◆ **SET EXERCISE**
Your task is to repeat the entries word for word while leaving out the pictures.

----

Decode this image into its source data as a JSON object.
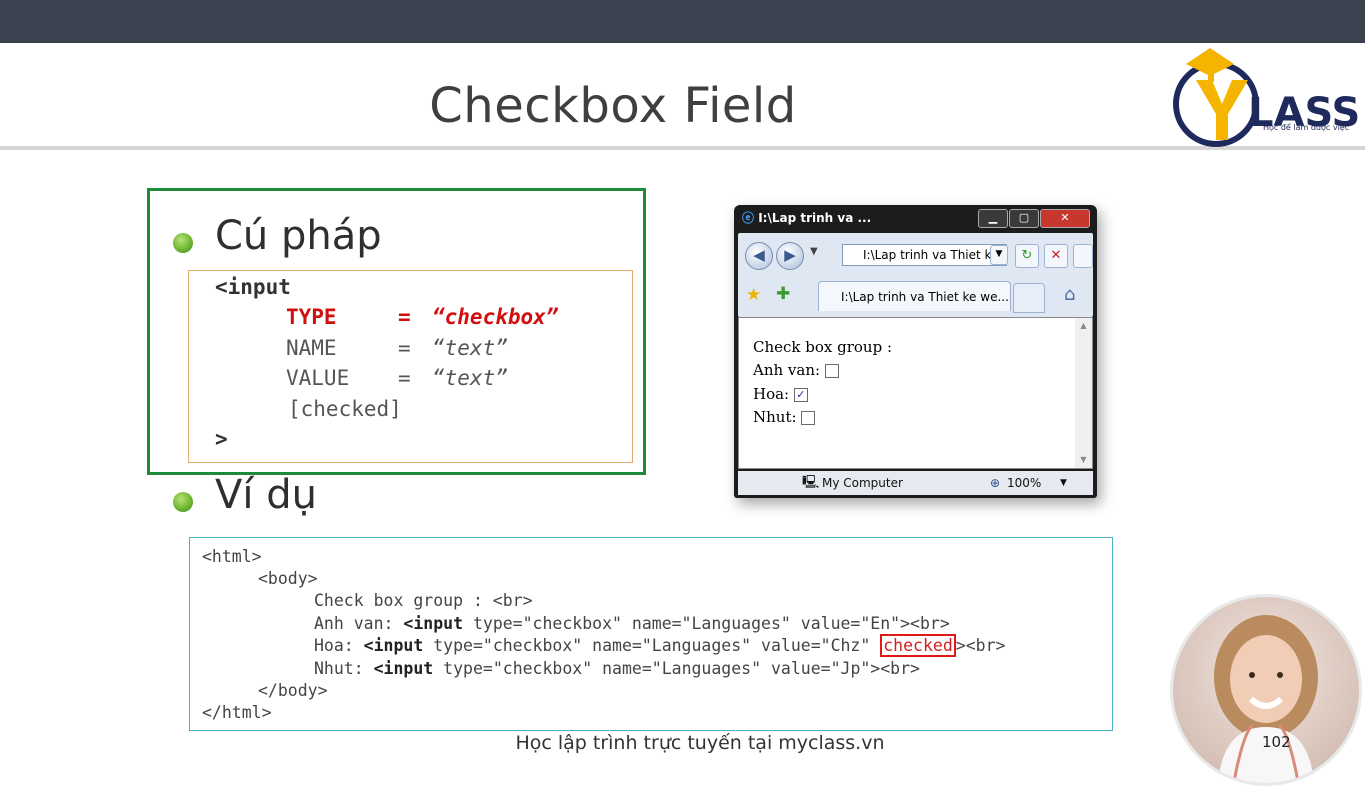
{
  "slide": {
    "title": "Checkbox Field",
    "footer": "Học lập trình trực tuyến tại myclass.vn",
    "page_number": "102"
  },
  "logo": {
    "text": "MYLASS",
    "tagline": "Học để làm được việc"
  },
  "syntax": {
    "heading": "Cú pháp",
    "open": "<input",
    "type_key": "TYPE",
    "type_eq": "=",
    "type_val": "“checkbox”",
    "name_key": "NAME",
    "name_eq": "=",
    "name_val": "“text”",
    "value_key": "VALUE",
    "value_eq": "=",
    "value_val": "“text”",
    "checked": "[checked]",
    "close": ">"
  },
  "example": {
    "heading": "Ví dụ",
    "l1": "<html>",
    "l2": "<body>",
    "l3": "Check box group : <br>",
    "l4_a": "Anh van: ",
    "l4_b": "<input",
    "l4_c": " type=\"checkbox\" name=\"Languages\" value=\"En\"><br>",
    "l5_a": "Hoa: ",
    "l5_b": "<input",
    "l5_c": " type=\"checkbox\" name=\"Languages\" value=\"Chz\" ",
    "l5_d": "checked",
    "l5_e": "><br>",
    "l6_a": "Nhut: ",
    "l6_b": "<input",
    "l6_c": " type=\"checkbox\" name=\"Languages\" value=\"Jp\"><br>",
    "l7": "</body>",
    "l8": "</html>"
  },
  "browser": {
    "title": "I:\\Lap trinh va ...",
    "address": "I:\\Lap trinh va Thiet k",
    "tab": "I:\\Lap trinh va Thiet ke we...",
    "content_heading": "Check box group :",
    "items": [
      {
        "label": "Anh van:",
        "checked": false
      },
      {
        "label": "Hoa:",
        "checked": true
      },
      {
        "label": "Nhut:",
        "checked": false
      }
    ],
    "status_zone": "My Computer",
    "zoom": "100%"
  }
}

----

◆ **REPLY**
Decode this image into its source data as a JSON object.
{
  "slide": {
    "title": "Checkbox Field",
    "footer": "Học lập trình trực tuyến tại myclass.vn",
    "page_number": "102"
  },
  "logo": {
    "text": "MYLASS",
    "tagline": "Học để làm được việc"
  },
  "syntax": {
    "heading": "Cú pháp",
    "open": "<input",
    "type_key": "TYPE",
    "type_eq": "=",
    "type_val": "“checkbox”",
    "name_key": "NAME",
    "name_eq": "=",
    "name_val": "“text”",
    "value_key": "VALUE",
    "value_eq": "=",
    "value_val": "“text”",
    "checked": "[checked]",
    "close": ">"
  },
  "example": {
    "heading": "Ví dụ",
    "l1": "<html>",
    "l2": "<body>",
    "l3": "Check box group : <br>",
    "l4_a": "Anh van: ",
    "l4_b": "<input",
    "l4_c": " type=\"checkbox\" name=\"Languages\" value=\"En\"><br>",
    "l5_a": "Hoa: ",
    "l5_b": "<input",
    "l5_c": " type=\"checkbox\" name=\"Languages\" value=\"Chz\" ",
    "l5_d": "checked",
    "l5_e": "><br>",
    "l6_a": "Nhut: ",
    "l6_b": "<input",
    "l6_c": " type=\"checkbox\" name=\"Languages\" value=\"Jp\"><br>",
    "l7": "</body>",
    "l8": "</html>"
  },
  "browser": {
    "title": "I:\\Lap trinh va ...",
    "address": "I:\\Lap trinh va Thiet k",
    "tab": "I:\\Lap trinh va Thiet ke we...",
    "content_heading": "Check box group :",
    "items": [
      {
        "label": "Anh van:",
        "checked": false
      },
      {
        "label": "Hoa:",
        "checked": true
      },
      {
        "label": "Nhut:",
        "checked": false
      }
    ],
    "status_zone": "My Computer",
    "zoom": "100%"
  }
}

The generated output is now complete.